- _Short task_:
Each line below should be retyped exactly, with no pictures.

- _Input data_:
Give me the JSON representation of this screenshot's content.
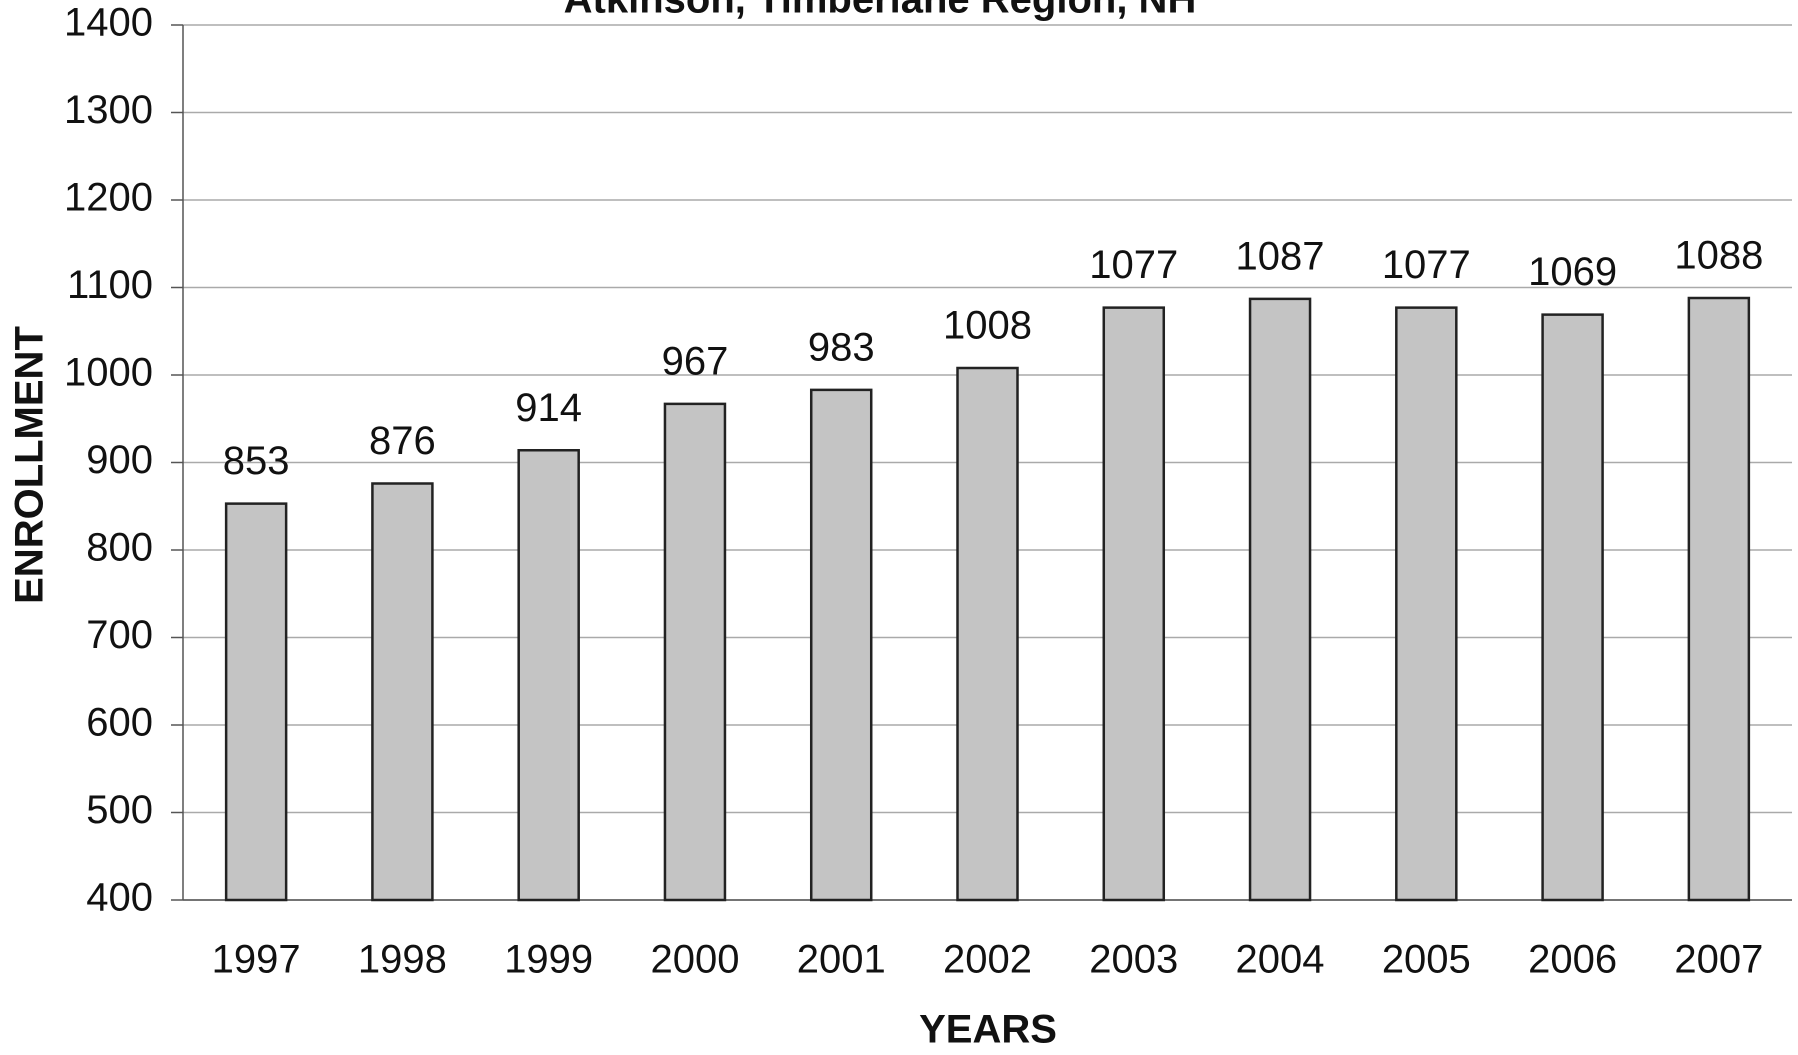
{
  "chart_data": {
    "type": "bar",
    "title": "Atkinson, Timberlane Region, NH",
    "x_label": "YEARS",
    "y_label": "ENROLLMENT",
    "categories": [
      "1997",
      "1998",
      "1999",
      "2000",
      "2001",
      "2002",
      "2003",
      "2004",
      "2005",
      "2006",
      "2007"
    ],
    "values": [
      853,
      876,
      914,
      967,
      983,
      1008,
      1077,
      1087,
      1077,
      1069,
      1088
    ],
    "color": "#c4c4c4",
    "ylim": [
      400,
      1400
    ],
    "yticks": [
      400,
      500,
      600,
      700,
      800,
      900,
      1000,
      1100,
      1200,
      1300,
      1400
    ],
    "grid": true
  }
}
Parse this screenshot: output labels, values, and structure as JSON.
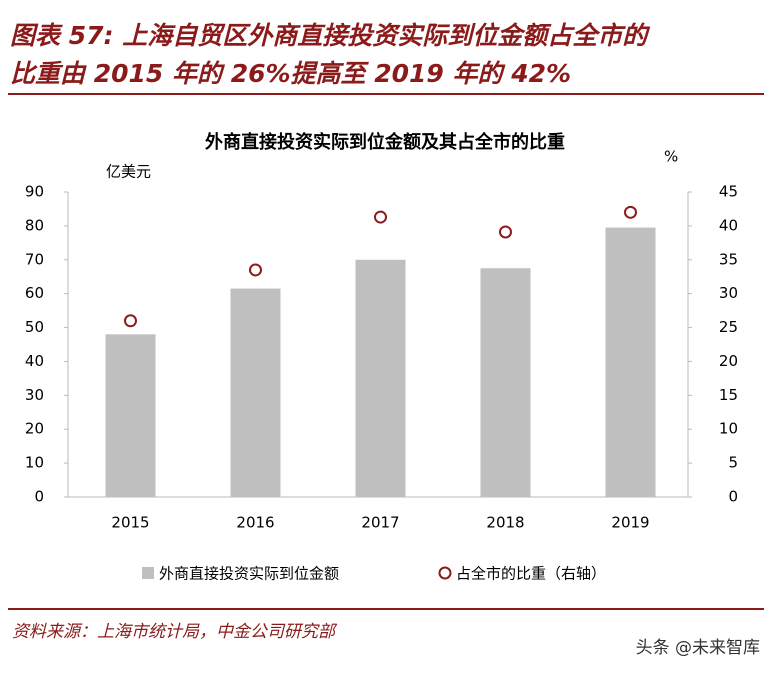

- _Solution for this task_:
Give me the JSON representation of this screenshot's content.
{
  "chart_data": {
    "type": "bar",
    "title": "Atkinson, Timberlane Region, NH",
    "x_label": "YEARS",
    "y_label": "ENROLLMENT",
    "categories": [
      "1997",
      "1998",
      "1999",
      "2000",
      "2001",
      "2002",
      "2003",
      "2004",
      "2005",
      "2006",
      "2007"
    ],
    "values": [
      853,
      876,
      914,
      967,
      983,
      1008,
      1077,
      1087,
      1077,
      1069,
      1088
    ],
    "color": "#c4c4c4",
    "ylim": [
      400,
      1400
    ],
    "yticks": [
      400,
      500,
      600,
      700,
      800,
      900,
      1000,
      1100,
      1200,
      1300,
      1400
    ],
    "grid": true
  }
}
Parse this screenshot: output labels, values, and structure as JSON.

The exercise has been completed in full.